* **Dataset entries**
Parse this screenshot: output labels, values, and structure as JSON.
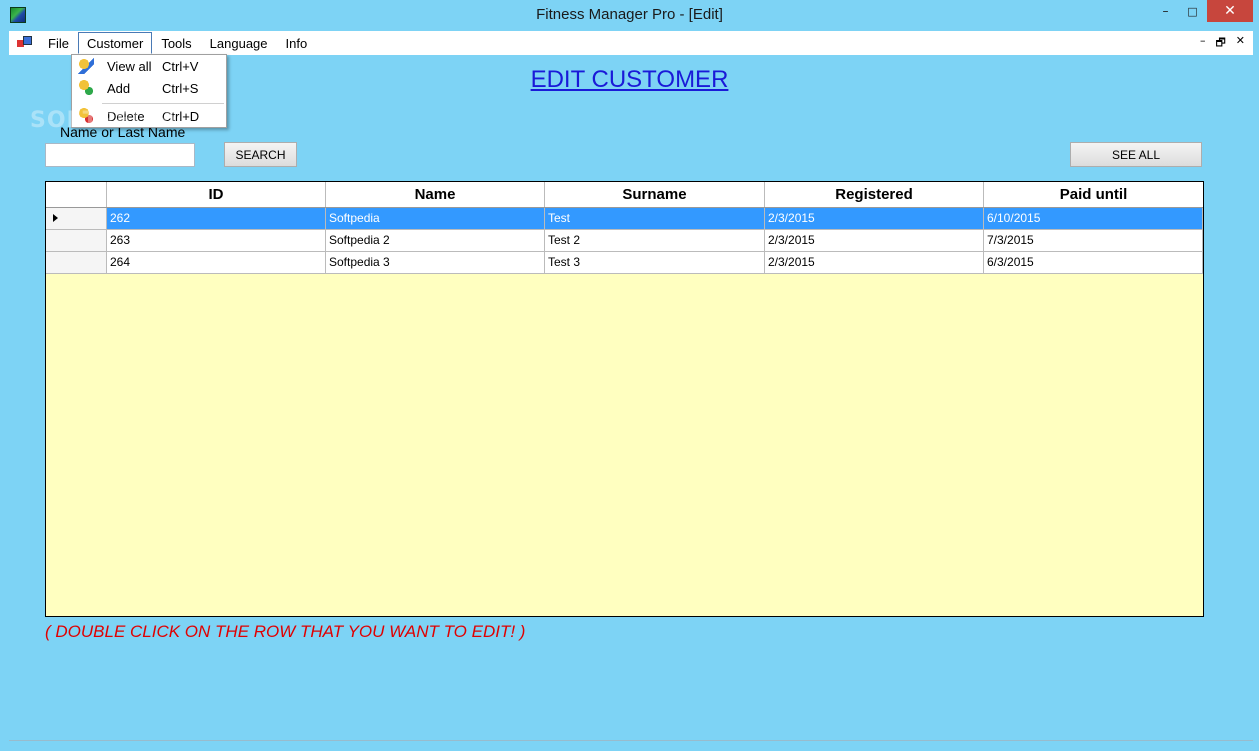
{
  "window": {
    "title": "Fitness Manager Pro - [Edit]",
    "minimize": "–",
    "maximize": "□",
    "close": "✕"
  },
  "menubar": {
    "items": [
      "File",
      "Customer",
      "Tools",
      "Language",
      "Info"
    ],
    "mdi_minimize": "–",
    "mdi_restore": "🗗",
    "mdi_close": "✕"
  },
  "customer_menu": {
    "items": [
      {
        "label": "View all",
        "shortcut": "Ctrl+V",
        "icon": "user-edit-icon"
      },
      {
        "label": "Add",
        "shortcut": "Ctrl+S",
        "icon": "user-add-icon"
      },
      {
        "label": "Delete",
        "shortcut": "Ctrl+D",
        "icon": "user-delete-icon"
      }
    ]
  },
  "watermark": "SOFTPEDIA",
  "page": {
    "title": "EDIT CUSTOMER",
    "search_label": "Name or Last Name",
    "search_value": "",
    "search_button": "SEARCH",
    "see_all_button": "SEE ALL",
    "hint": "( DOUBLE CLICK ON THE ROW THAT YOU WANT TO EDIT! )"
  },
  "grid": {
    "columns": [
      "ID",
      "Name",
      "Surname",
      "Registered",
      "Paid until"
    ],
    "rows": [
      [
        "262",
        "Softpedia",
        "Test",
        "2/3/2015",
        "6/10/2015"
      ],
      [
        "263",
        "Softpedia 2",
        "Test 2",
        "2/3/2015",
        "7/3/2015"
      ],
      [
        "264",
        "Softpedia 3",
        "Test 3",
        "2/3/2015",
        "6/3/2015"
      ]
    ],
    "selected_row": 0
  },
  "colors": {
    "background": "#7dd3f5",
    "title_blue": "#1a1ad8",
    "hint_red": "#e00000",
    "selection": "#3399ff",
    "grid_empty": "#ffffc0"
  }
}
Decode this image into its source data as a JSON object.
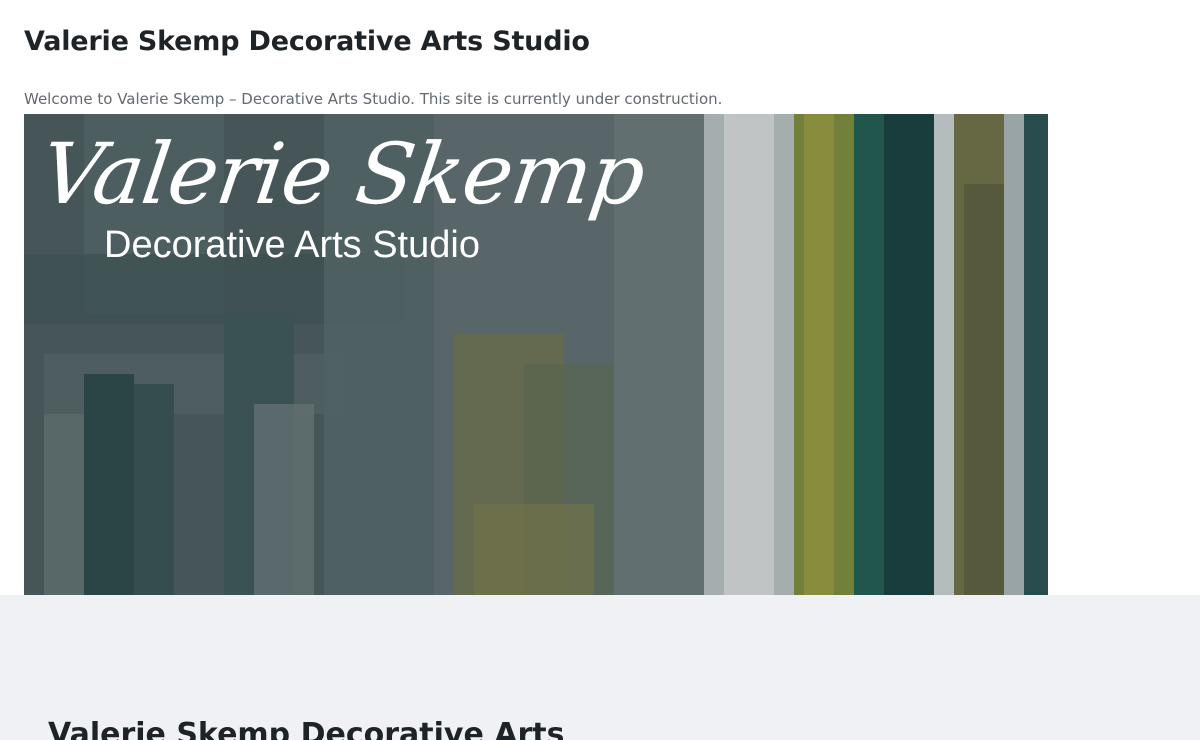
{
  "header": {
    "site_title": "Valerie Skemp Decorative Arts Studio",
    "welcome_text": "Welcome to Valerie Skemp – Decorative Arts Studio. This site is currently under construction."
  },
  "banner": {
    "logo_script": "Valerie Skemp",
    "logo_subtitle": "Decorative Arts Studio",
    "colors": {
      "base": "#4b5a5c",
      "teal": "#1f4a4c",
      "olive": "#8a8a3a",
      "pale": "#c9cfd0"
    }
  },
  "footer": {
    "title": "Valerie Skemp Decorative Arts"
  }
}
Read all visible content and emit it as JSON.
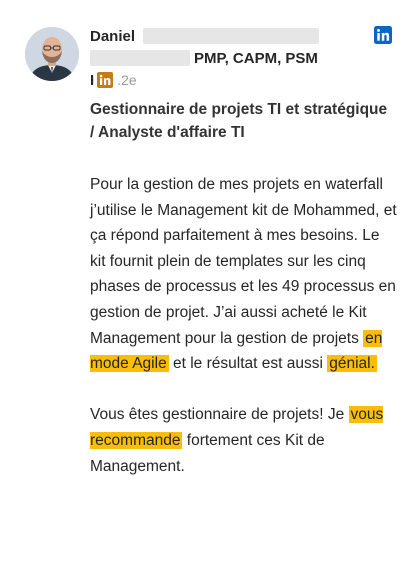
{
  "author": {
    "first_name": "Daniel",
    "certifications": "PMP, CAPM, PSM",
    "separator": "I",
    "connection_degree": ".2e"
  },
  "headline": "Gestionnaire de projets TI et stratégique / Analyste d'affaire TI",
  "body": {
    "p1_a": "Pour la gestion de mes projets en waterfall j’utilise le Management kit de Mohammed, et ça répond parfaitement à mes besoins. Le kit fournit plein de templates sur les cinq phases de processus et les 49 processus en gestion de projet. J’ai aussi acheté le Kit Management pour la gestion de projets ",
    "p1_hl1": "en mode Agile",
    "p1_b": " et le résultat est aussi ",
    "p1_hl2": "génial.",
    "p2_a": "Vous êtes gestionnaire de projets! Je ",
    "p2_hl": "vous recommande",
    "p2_b": " fortement ces Kit de Management."
  },
  "colors": {
    "linkedin_blue": "#0a66c2",
    "linkedin_gold": "#c37d16",
    "highlight": "#fbbd08"
  },
  "icons": {
    "corner": "linkedin-icon",
    "badge": "linkedin-icon"
  }
}
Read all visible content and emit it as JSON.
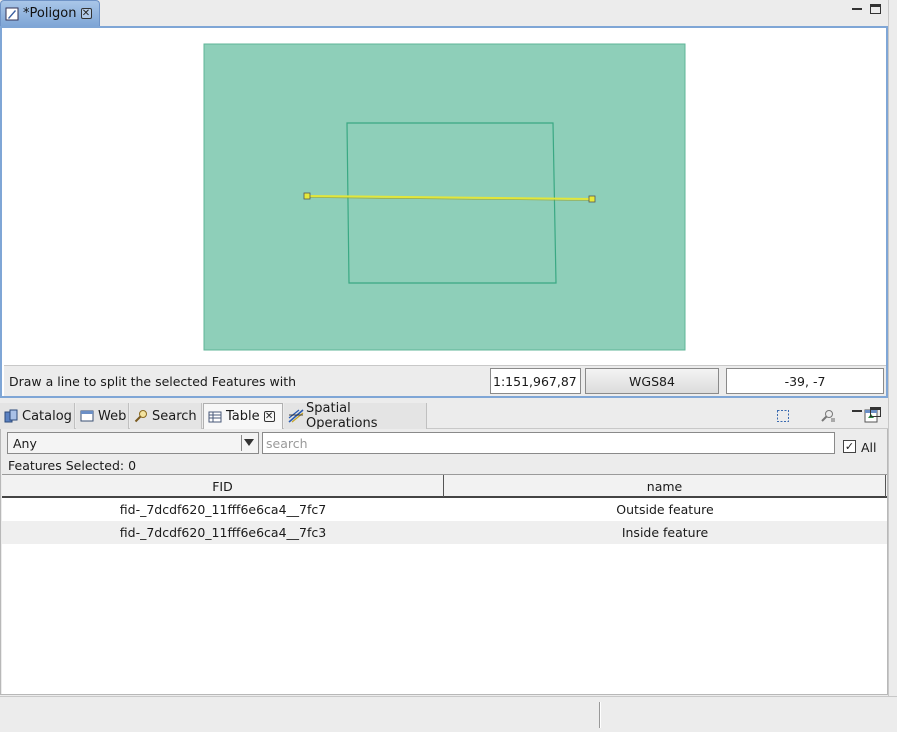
{
  "editor": {
    "tab_label": "*Poligon"
  },
  "map": {
    "colors": {
      "feature_fill": "#8ecfb9",
      "feature_stroke": "#3aa883",
      "split_line": "#e2e63a"
    }
  },
  "status": {
    "message": "Draw a line to split the selected Features with",
    "scale": "1:151,967,87",
    "crs": "WGS84",
    "coords": "-39, -7"
  },
  "views": {
    "tabs": [
      {
        "label": "Catalog",
        "icon": "catalog-icon"
      },
      {
        "label": "Web",
        "icon": "web-icon"
      },
      {
        "label": "Search",
        "icon": "search-icon"
      },
      {
        "label": "Table",
        "icon": "table-icon"
      },
      {
        "label": "Spatial Operations",
        "icon": "spatial-operations-icon"
      }
    ]
  },
  "table": {
    "filter_value": "Any",
    "search_placeholder": "search",
    "all_label": "All",
    "all_checked": true,
    "selected_text": "Features Selected: 0",
    "columns": [
      "FID",
      "name"
    ],
    "rows": [
      {
        "fid": "fid-_7dcdf620_11fff6e6ca4__7fc7",
        "name": "Outside feature"
      },
      {
        "fid": "fid-_7dcdf620_11fff6e6ca4__7fc3",
        "name": "Inside feature"
      }
    ]
  }
}
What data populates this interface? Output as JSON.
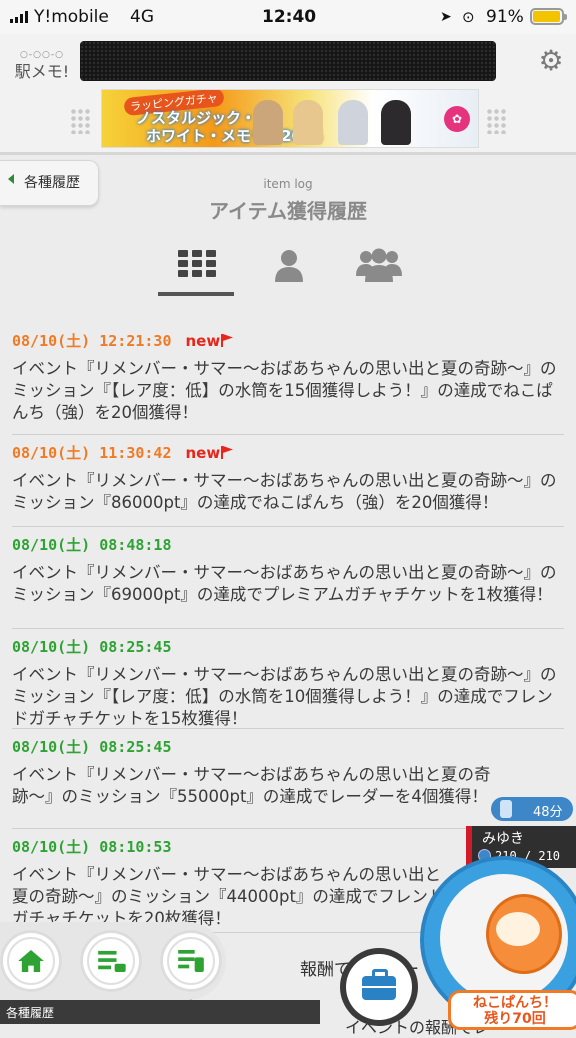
{
  "status_bar": {
    "carrier": "Y!mobile",
    "network": "4G",
    "time": "12:40",
    "battery": "91%"
  },
  "header": {
    "logo_dots": "○-○○-○",
    "logo_name": "駅メモ!",
    "banner": {
      "tag": "ラッピングガチャ",
      "line1": "ノスタルジック・",
      "line2": "ホワイト・メモリー2024"
    }
  },
  "back_tab": {
    "label": "各種履歴"
  },
  "page": {
    "title_en": "item log",
    "title_ja": "アイテム獲得履歴"
  },
  "tabs": [
    {
      "icon": "grid-icon",
      "active": true
    },
    {
      "icon": "person-icon",
      "active": false
    },
    {
      "icon": "group-icon",
      "active": false
    }
  ],
  "entries": [
    {
      "datetime": "08/10(土) 12:21:30",
      "new": "new",
      "color": "#f07a25",
      "text": "イベント『リメンバー・サマー〜おばあちゃんの思い出と夏の奇跡〜』のミッション『【レア度：低】の水筒を15個獲得しよう！』の達成でねこぱんち（強）を20個獲得！"
    },
    {
      "datetime": "08/10(土) 11:30:42",
      "new": "new",
      "color": "#f07a25",
      "text": "イベント『リメンバー・サマー〜おばあちゃんの思い出と夏の奇跡〜』のミッション『86000pt』の達成でねこぱんち（強）を20個獲得！"
    },
    {
      "datetime": "08/10(土) 08:48:18",
      "new": "",
      "color": "#2ea334",
      "text": "イベント『リメンバー・サマー〜おばあちゃんの思い出と夏の奇跡〜』のミッション『69000pt』の達成でプレミアムガチャチケットを1枚獲得！"
    },
    {
      "datetime": "08/10(土) 08:25:45",
      "new": "",
      "color": "#2ea334",
      "text": "イベント『リメンバー・サマー〜おばあちゃんの思い出と夏の奇跡〜』のミッション『【レア度：低】の水筒を10個獲得しよう！』の達成でフレンドガチャチケットを15枚獲得！"
    },
    {
      "datetime": "08/10(土) 08:25:45",
      "new": "",
      "color": "#2ea334",
      "text": "イベント『リメンバー・サマー〜おばあちゃんの思い出と夏の奇跡〜』のミッション『55000pt』の達成でレーダーを4個獲得！"
    },
    {
      "datetime": "08/10(土) 08:10:53",
      "new": "",
      "color": "#2ea334",
      "text": "イベント『リメンバー・サマー〜おばあちゃんの思い出と夏の奇跡〜』のミッション『44000pt』の達成でフレンドガチャチケットを20枚獲得！"
    }
  ],
  "partial_text": {
    "line1": "報酬でレーダー",
    "time_fragment": "59",
    "line2": "イベントの報酬でレー"
  },
  "timer": {
    "label": "48分"
  },
  "user": {
    "name": "みゆき",
    "hp": "210 / 210"
  },
  "punch": {
    "line1": "ねこぱんち！",
    "line2": "残り70回"
  },
  "nav": {
    "caption": "各種履歴"
  },
  "colors": {
    "accent_orange": "#f07a25",
    "accent_green": "#2ea334",
    "new_red": "#e8261c",
    "blue": "#2a82c4"
  }
}
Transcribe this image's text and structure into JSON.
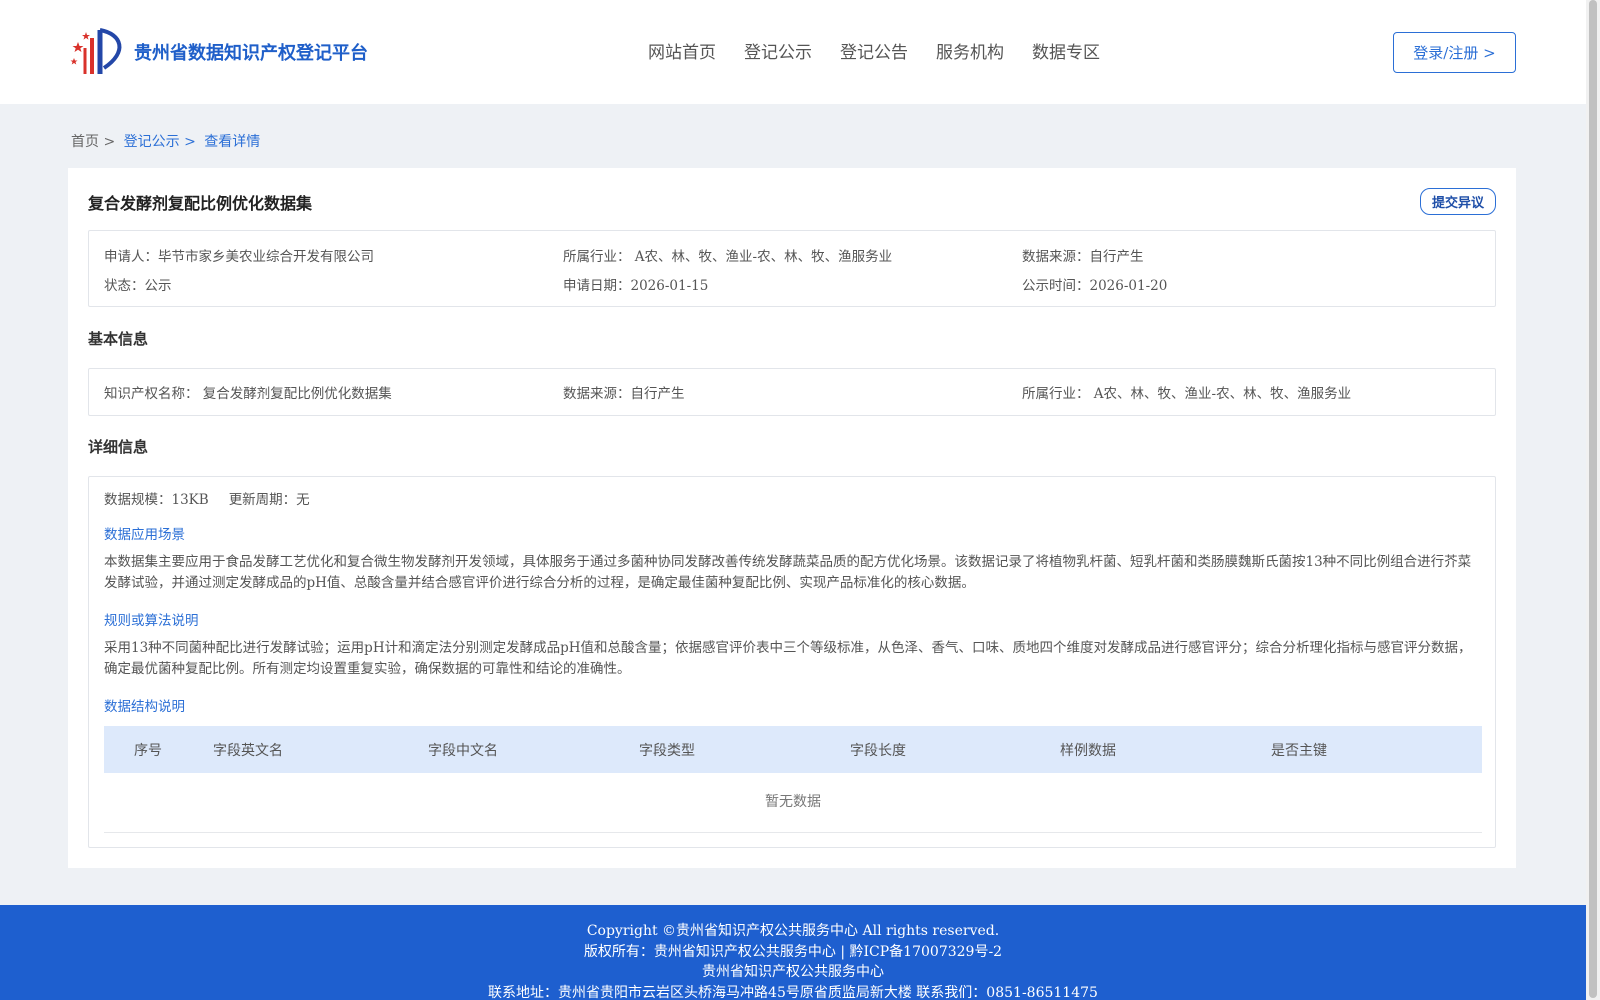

* **Task prompt**
Quote every record above exactly, leaving out any pictures.

* **Problem solution**
Parse this screenshot: output labels, values, and structure as JSON.
{
  "window": {
    "title": "Fitness Manager Pro - [Edit]",
    "minimize": "–",
    "maximize": "□",
    "close": "✕"
  },
  "menubar": {
    "items": [
      "File",
      "Customer",
      "Tools",
      "Language",
      "Info"
    ],
    "mdi_minimize": "–",
    "mdi_restore": "🗗",
    "mdi_close": "✕"
  },
  "customer_menu": {
    "items": [
      {
        "label": "View all",
        "shortcut": "Ctrl+V",
        "icon": "user-edit-icon"
      },
      {
        "label": "Add",
        "shortcut": "Ctrl+S",
        "icon": "user-add-icon"
      },
      {
        "label": "Delete",
        "shortcut": "Ctrl+D",
        "icon": "user-delete-icon"
      }
    ]
  },
  "watermark": "SOFTPEDIA",
  "page": {
    "title": "EDIT CUSTOMER",
    "search_label": "Name or Last Name",
    "search_value": "",
    "search_button": "SEARCH",
    "see_all_button": "SEE ALL",
    "hint": "( DOUBLE CLICK ON THE ROW THAT YOU WANT TO EDIT! )"
  },
  "grid": {
    "columns": [
      "ID",
      "Name",
      "Surname",
      "Registered",
      "Paid until"
    ],
    "rows": [
      [
        "262",
        "Softpedia",
        "Test",
        "2/3/2015",
        "6/10/2015"
      ],
      [
        "263",
        "Softpedia 2",
        "Test 2",
        "2/3/2015",
        "7/3/2015"
      ],
      [
        "264",
        "Softpedia 3",
        "Test 3",
        "2/3/2015",
        "6/3/2015"
      ]
    ],
    "selected_row": 0
  },
  "colors": {
    "background": "#7dd3f5",
    "title_blue": "#1a1ad8",
    "hint_red": "#e00000",
    "selection": "#3399ff",
    "grid_empty": "#ffffc0"
  }
}
Decode this image into its source data as a JSON object.
{
  "header": {
    "site_title": "Valerie Skemp Decorative Arts Studio",
    "welcome_text": "Welcome to Valerie Skemp – Decorative Arts Studio. This site is currently under construction."
  },
  "banner": {
    "logo_script": "Valerie Skemp",
    "logo_subtitle": "Decorative Arts Studio",
    "colors": {
      "base": "#4b5a5c",
      "teal": "#1f4a4c",
      "olive": "#8a8a3a",
      "pale": "#c9cfd0"
    }
  },
  "footer": {
    "title": "Valerie Skemp Decorative Arts"
  }
}
Read all visible content and emit it as JSON.
{
  "author": {
    "first_name": "Daniel",
    "certifications": "PMP, CAPM, PSM",
    "separator": "I",
    "connection_degree": ".2e"
  },
  "headline": "Gestionnaire de projets TI et stratégique / Analyste d'affaire TI",
  "body": {
    "p1_a": "Pour la gestion de mes projets en waterfall j’utilise le Management kit de Mohammed, et ça répond parfaitement à mes besoins. Le kit fournit plein de templates sur les cinq phases de processus et les 49 processus en gestion de projet. J’ai aussi acheté le Kit Management pour la gestion de projets ",
    "p1_hl1": "en mode Agile",
    "p1_b": " et le résultat est aussi ",
    "p1_hl2": "génial.",
    "p2_a": "Vous êtes gestionnaire de projets! Je ",
    "p2_hl": "vous recommande",
    "p2_b": " fortement ces Kit de Management."
  },
  "colors": {
    "linkedin_blue": "#0a66c2",
    "linkedin_gold": "#c37d16",
    "highlight": "#fbbd08"
  },
  "icons": {
    "corner": "linkedin-icon",
    "badge": "linkedin-icon"
  }
}
Read all visible content and emit it as JSON.
{
  "editor": {
    "tab_label": "*Poligon"
  },
  "map": {
    "colors": {
      "feature_fill": "#8ecfb9",
      "feature_stroke": "#3aa883",
      "split_line": "#e2e63a"
    }
  },
  "status": {
    "message": "Draw a line to split the selected Features with",
    "scale": "1:151,967,87",
    "crs": "WGS84",
    "coords": "-39, -7"
  },
  "views": {
    "tabs": [
      {
        "label": "Catalog",
        "icon": "catalog-icon"
      },
      {
        "label": "Web",
        "icon": "web-icon"
      },
      {
        "label": "Search",
        "icon": "search-icon"
      },
      {
        "label": "Table",
        "icon": "table-icon"
      },
      {
        "label": "Spatial Operations",
        "icon": "spatial-operations-icon"
      }
    ]
  },
  "table": {
    "filter_value": "Any",
    "search_placeholder": "search",
    "all_label": "All",
    "all_checked": true,
    "selected_text": "Features Selected: 0",
    "columns": [
      "FID",
      "name"
    ],
    "rows": [
      {
        "fid": "fid-_7dcdf620_11fff6e6ca4__7fc7",
        "name": "Outside feature"
      },
      {
        "fid": "fid-_7dcdf620_11fff6e6ca4__7fc3",
        "name": "Inside feature"
      }
    ]
  }
}
What data populates this interface? Output as JSON.
{
  "status_bar": {
    "carrier": "Y!mobile",
    "network": "4G",
    "time": "12:40",
    "battery": "91%"
  },
  "header": {
    "logo_dots": "○-○○-○",
    "logo_name": "駅メモ!",
    "banner": {
      "tag": "ラッピングガチャ",
      "line1": "ノスタルジック・",
      "line2": "ホワイト・メモリー2024"
    }
  },
  "back_tab": {
    "label": "各種履歴"
  },
  "page": {
    "title_en": "item log",
    "title_ja": "アイテム獲得履歴"
  },
  "tabs": [
    {
      "icon": "grid-icon",
      "active": true
    },
    {
      "icon": "person-icon",
      "active": false
    },
    {
      "icon": "group-icon",
      "active": false
    }
  ],
  "entries": [
    {
      "datetime": "08/10(土) 12:21:30",
      "new": "new",
      "color": "#f07a25",
      "text": "イベント『リメンバー・サマー〜おばあちゃんの思い出と夏の奇跡〜』のミッション『【レア度：低】の水筒を15個獲得しよう！』の達成でねこぱんち（強）を20個獲得！"
    },
    {
      "datetime": "08/10(土) 11:30:42",
      "new": "new",
      "color": "#f07a25",
      "text": "イベント『リメンバー・サマー〜おばあちゃんの思い出と夏の奇跡〜』のミッション『86000pt』の達成でねこぱんち（強）を20個獲得！"
    },
    {
      "datetime": "08/10(土) 08:48:18",
      "new": "",
      "color": "#2ea334",
      "text": "イベント『リメンバー・サマー〜おばあちゃんの思い出と夏の奇跡〜』のミッション『69000pt』の達成でプレミアムガチャチケットを1枚獲得！"
    },
    {
      "datetime": "08/10(土) 08:25:45",
      "new": "",
      "color": "#2ea334",
      "text": "イベント『リメンバー・サマー〜おばあちゃんの思い出と夏の奇跡〜』のミッション『【レア度：低】の水筒を10個獲得しよう！』の達成でフレンドガチャチケットを15枚獲得！"
    },
    {
      "datetime": "08/10(土) 08:25:45",
      "new": "",
      "color": "#2ea334",
      "text": "イベント『リメンバー・サマー〜おばあちゃんの思い出と夏の奇跡〜』のミッション『55000pt』の達成でレーダーを4個獲得！"
    },
    {
      "datetime": "08/10(土) 08:10:53",
      "new": "",
      "color": "#2ea334",
      "text": "イベント『リメンバー・サマー〜おばあちゃんの思い出と夏の奇跡〜』のミッション『44000pt』の達成でフレンドガチャチケットを20枚獲得！"
    }
  ],
  "partial_text": {
    "line1": "報酬でレーダー",
    "time_fragment": "59",
    "line2": "イベントの報酬でレー"
  },
  "timer": {
    "label": "48分"
  },
  "user": {
    "name": "みゆき",
    "hp": "210 / 210"
  },
  "punch": {
    "line1": "ねこぱんち！",
    "line2": "残り70回"
  },
  "nav": {
    "caption": "各種履歴"
  },
  "colors": {
    "accent_orange": "#f07a25",
    "accent_green": "#2ea334",
    "new_red": "#e8261c",
    "blue": "#2a82c4"
  }
}
Transcribe this image's text and structure into JSON.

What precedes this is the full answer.